**Given data:**
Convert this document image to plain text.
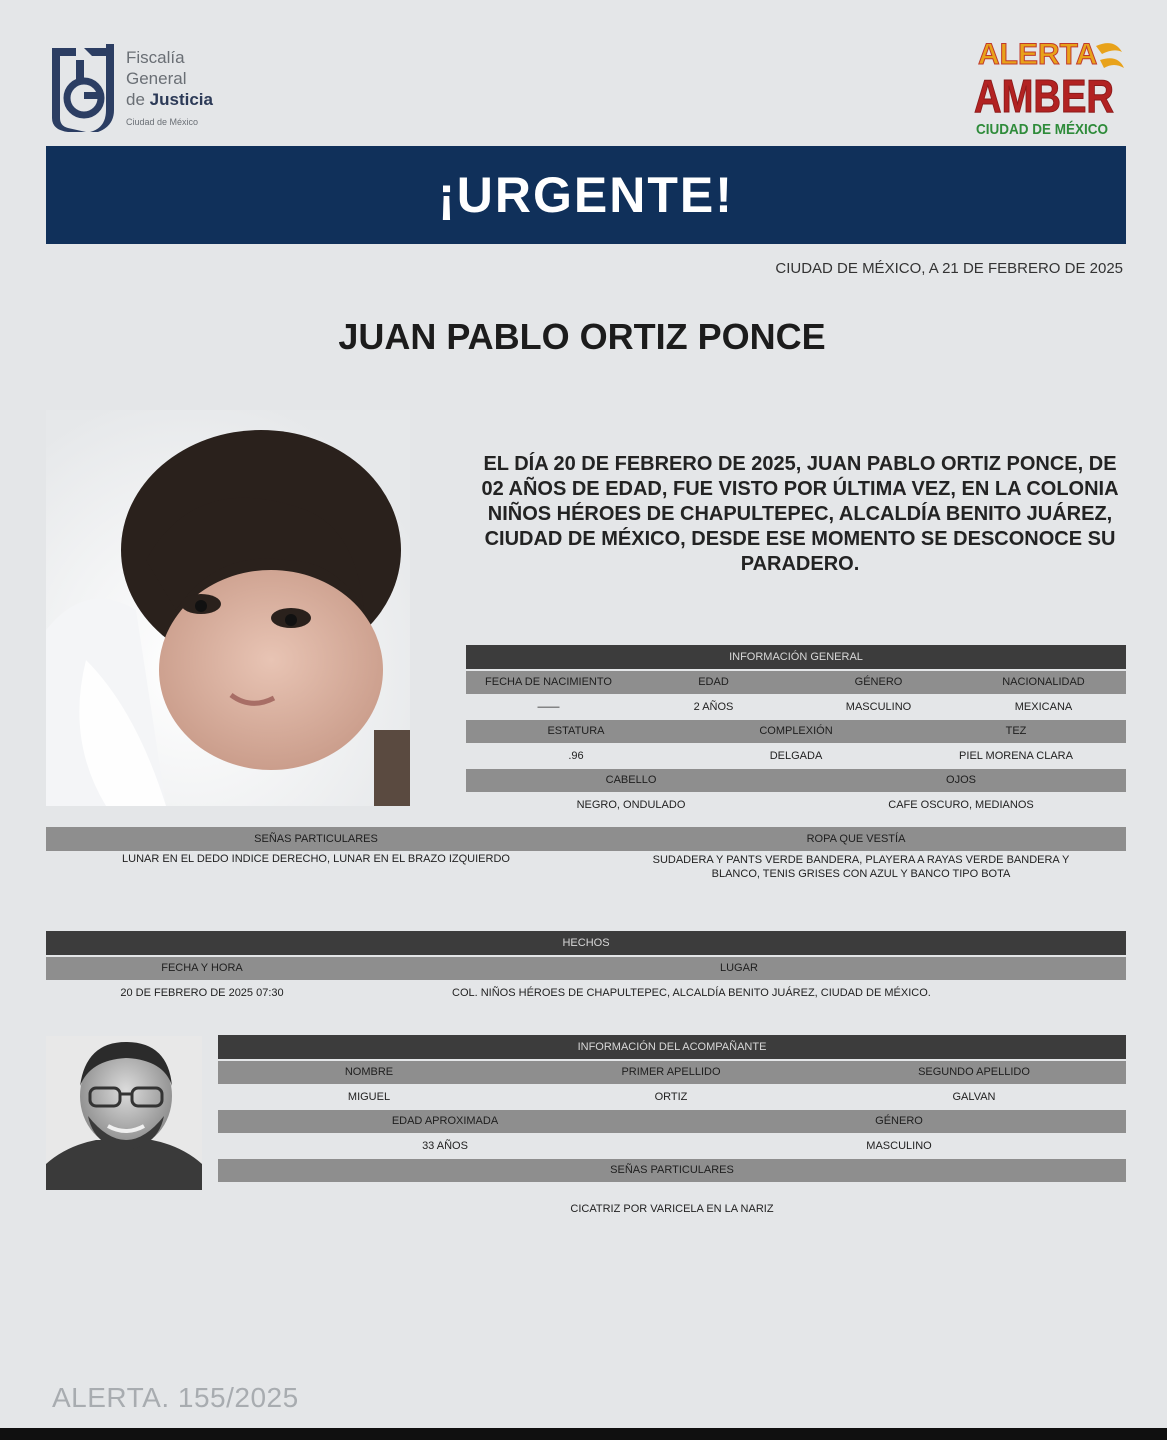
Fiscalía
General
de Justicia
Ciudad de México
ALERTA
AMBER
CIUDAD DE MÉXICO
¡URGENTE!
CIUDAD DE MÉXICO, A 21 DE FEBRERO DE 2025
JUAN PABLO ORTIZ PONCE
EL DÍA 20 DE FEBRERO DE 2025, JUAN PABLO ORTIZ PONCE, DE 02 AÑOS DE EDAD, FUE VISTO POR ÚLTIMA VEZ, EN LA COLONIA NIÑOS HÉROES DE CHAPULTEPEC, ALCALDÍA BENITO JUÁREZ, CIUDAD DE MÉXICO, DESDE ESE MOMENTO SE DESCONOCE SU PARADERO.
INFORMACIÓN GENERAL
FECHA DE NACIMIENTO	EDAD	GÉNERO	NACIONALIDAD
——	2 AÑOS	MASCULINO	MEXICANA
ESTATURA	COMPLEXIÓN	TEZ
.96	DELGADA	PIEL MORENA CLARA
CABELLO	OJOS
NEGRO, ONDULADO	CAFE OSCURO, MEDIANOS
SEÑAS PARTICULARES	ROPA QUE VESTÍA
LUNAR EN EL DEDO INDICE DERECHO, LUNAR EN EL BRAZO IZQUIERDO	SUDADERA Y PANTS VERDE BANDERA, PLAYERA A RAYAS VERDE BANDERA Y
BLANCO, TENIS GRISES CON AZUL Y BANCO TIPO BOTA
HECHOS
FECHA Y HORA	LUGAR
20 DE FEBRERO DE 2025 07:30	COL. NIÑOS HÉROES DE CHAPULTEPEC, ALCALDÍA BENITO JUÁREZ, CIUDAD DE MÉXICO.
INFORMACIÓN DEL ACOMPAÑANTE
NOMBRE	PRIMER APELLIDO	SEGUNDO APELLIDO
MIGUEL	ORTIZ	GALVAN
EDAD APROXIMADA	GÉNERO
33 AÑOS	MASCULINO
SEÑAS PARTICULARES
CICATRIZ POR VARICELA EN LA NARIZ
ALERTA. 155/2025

==

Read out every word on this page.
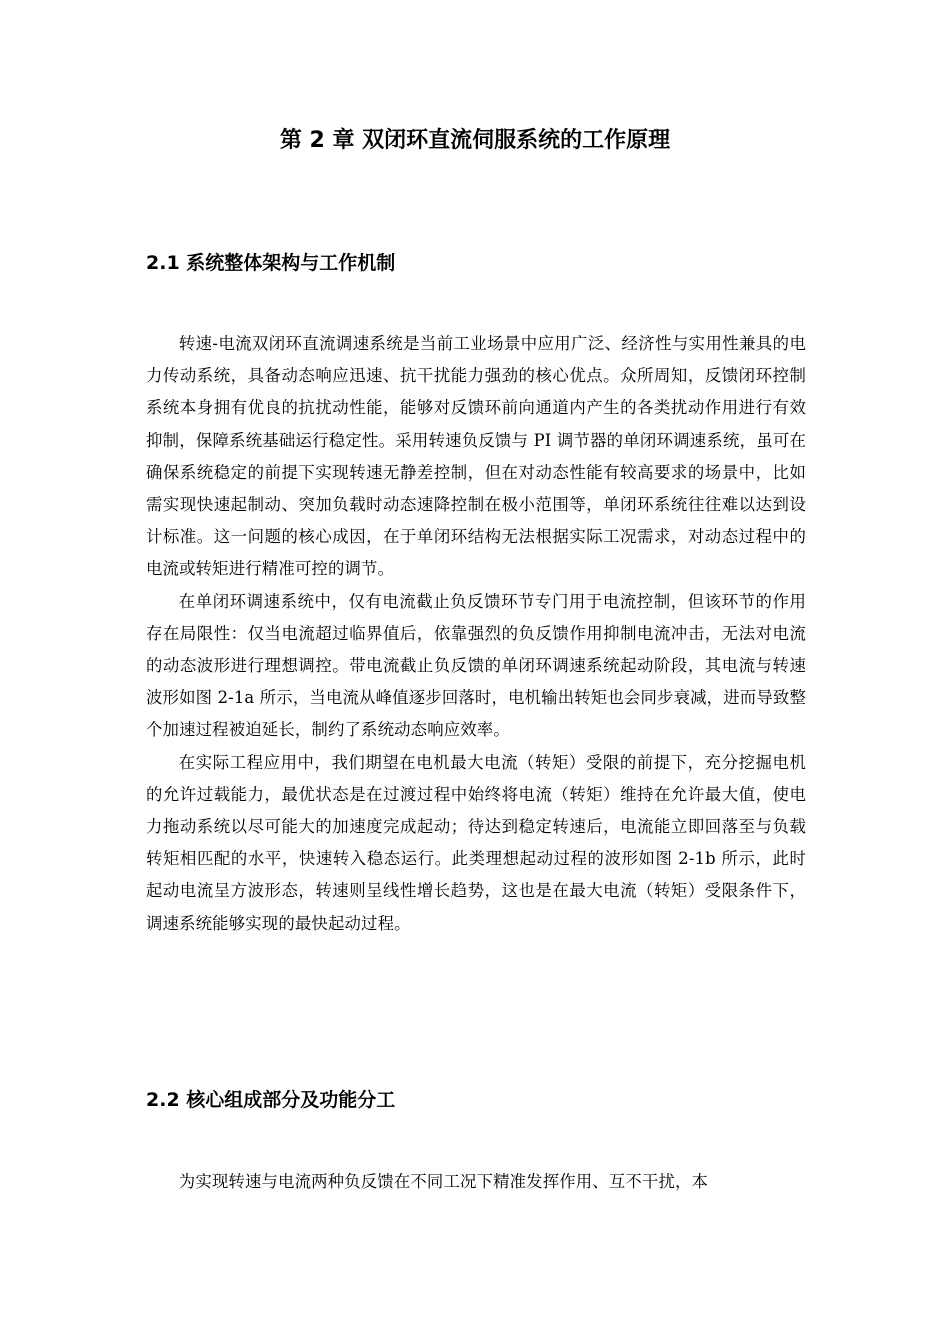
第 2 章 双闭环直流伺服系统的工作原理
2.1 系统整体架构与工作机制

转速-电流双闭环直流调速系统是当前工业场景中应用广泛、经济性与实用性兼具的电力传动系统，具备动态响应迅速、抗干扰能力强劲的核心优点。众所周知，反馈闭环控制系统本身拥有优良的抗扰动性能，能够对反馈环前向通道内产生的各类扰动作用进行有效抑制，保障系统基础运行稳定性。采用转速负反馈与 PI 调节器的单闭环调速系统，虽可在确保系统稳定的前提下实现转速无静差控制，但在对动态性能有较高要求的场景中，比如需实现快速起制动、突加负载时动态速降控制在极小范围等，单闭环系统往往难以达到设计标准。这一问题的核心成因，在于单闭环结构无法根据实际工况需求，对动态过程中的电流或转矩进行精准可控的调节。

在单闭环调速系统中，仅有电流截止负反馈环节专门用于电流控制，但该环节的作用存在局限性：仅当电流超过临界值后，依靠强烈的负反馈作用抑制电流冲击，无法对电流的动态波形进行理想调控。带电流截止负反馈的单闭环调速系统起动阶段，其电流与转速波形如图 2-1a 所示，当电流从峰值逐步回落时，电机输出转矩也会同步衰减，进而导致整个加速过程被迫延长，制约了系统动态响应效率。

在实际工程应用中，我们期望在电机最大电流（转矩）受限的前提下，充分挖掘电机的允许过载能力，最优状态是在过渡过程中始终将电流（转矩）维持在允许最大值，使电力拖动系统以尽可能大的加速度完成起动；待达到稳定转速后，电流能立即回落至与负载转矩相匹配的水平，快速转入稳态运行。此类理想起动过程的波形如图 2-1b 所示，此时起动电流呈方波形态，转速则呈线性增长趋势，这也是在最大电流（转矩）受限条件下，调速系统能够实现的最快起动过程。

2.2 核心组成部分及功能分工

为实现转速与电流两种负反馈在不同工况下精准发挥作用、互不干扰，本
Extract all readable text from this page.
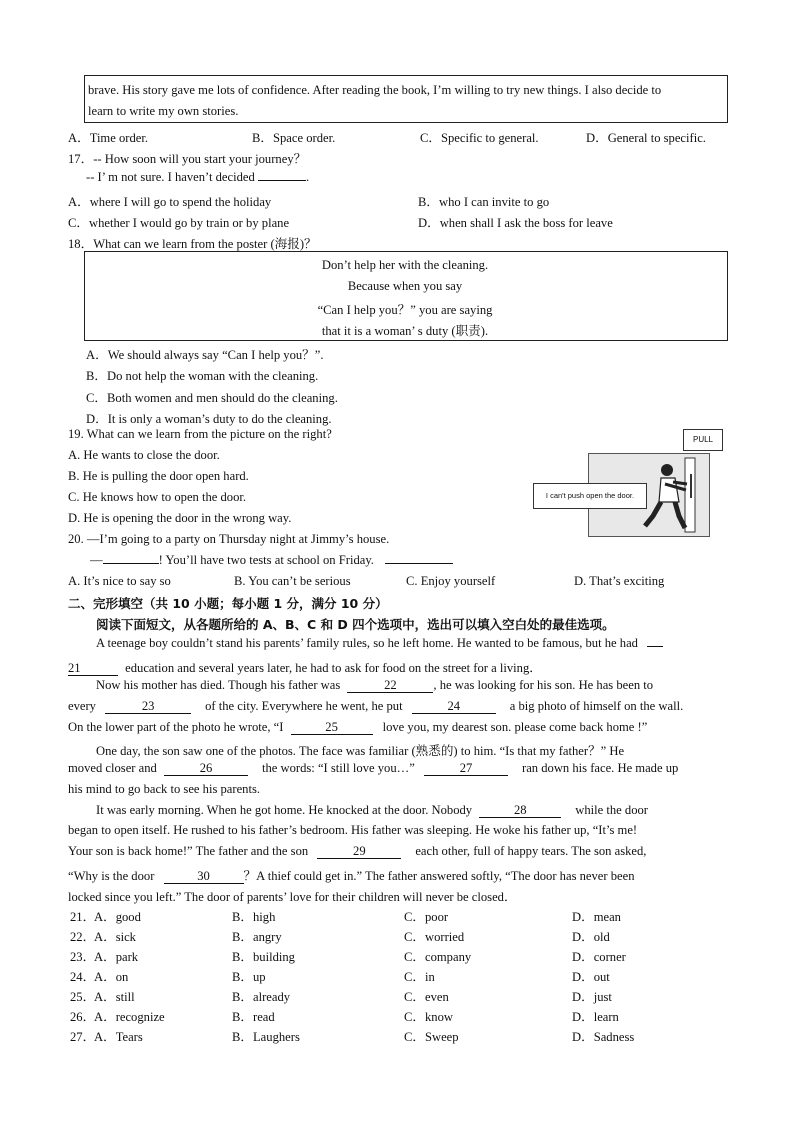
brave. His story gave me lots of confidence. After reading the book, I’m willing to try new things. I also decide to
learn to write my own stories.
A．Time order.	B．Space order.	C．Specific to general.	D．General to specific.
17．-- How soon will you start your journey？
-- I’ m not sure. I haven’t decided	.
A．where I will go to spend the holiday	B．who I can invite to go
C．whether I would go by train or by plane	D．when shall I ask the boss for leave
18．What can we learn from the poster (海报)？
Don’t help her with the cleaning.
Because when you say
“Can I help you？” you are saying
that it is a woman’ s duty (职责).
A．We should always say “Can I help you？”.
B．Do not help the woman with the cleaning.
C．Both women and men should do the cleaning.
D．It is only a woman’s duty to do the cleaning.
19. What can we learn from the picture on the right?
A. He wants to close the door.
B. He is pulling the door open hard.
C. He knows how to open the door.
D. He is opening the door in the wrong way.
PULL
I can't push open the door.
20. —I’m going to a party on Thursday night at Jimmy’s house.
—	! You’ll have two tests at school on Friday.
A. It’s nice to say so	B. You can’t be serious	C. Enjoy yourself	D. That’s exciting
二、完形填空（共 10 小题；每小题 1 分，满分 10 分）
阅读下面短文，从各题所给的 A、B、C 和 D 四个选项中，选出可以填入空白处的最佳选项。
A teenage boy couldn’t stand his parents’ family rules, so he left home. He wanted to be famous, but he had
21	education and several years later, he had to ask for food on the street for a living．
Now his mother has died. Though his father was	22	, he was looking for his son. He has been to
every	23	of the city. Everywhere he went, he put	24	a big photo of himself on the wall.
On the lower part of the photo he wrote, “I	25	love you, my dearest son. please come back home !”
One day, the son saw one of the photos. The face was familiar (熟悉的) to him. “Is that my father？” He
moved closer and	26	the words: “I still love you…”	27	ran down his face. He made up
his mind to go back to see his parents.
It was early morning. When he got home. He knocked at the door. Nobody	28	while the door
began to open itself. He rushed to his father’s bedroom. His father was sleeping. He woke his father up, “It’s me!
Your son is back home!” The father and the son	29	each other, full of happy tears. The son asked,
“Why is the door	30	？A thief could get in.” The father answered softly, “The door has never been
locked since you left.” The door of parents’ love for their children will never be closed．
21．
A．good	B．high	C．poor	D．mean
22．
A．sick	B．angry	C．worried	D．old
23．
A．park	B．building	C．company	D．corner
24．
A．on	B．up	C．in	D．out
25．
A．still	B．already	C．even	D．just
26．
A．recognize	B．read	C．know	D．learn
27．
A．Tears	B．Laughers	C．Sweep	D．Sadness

---

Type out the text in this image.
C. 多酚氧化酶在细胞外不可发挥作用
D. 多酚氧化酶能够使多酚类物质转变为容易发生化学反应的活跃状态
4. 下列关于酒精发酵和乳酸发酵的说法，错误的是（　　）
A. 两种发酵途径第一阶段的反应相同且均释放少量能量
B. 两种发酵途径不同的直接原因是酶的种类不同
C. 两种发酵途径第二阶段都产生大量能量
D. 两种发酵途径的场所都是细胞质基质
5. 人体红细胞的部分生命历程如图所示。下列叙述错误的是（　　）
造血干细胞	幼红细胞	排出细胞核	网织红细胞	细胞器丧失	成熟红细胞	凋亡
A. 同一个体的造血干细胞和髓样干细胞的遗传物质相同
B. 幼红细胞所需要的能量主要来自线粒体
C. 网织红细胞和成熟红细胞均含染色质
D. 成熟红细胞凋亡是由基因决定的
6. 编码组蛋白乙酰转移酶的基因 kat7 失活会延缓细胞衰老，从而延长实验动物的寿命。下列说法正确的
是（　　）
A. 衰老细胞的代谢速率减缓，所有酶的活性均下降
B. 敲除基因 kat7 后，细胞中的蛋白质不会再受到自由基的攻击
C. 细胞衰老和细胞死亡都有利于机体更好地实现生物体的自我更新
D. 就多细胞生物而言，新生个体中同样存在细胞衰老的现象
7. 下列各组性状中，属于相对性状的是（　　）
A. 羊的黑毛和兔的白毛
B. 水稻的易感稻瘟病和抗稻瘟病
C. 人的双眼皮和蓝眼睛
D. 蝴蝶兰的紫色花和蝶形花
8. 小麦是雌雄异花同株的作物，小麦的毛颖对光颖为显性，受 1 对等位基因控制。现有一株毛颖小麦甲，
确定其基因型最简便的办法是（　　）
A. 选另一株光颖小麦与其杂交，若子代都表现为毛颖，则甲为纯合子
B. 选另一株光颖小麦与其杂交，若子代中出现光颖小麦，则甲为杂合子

**Written instruction:**
Return all lines containing the word "woman".

**Solution to this exercise:**
that it is a woman’ s duty (职责).
B．Do not help the woman with the cleaning.
D．It is only a woman’s duty to do the cleaning.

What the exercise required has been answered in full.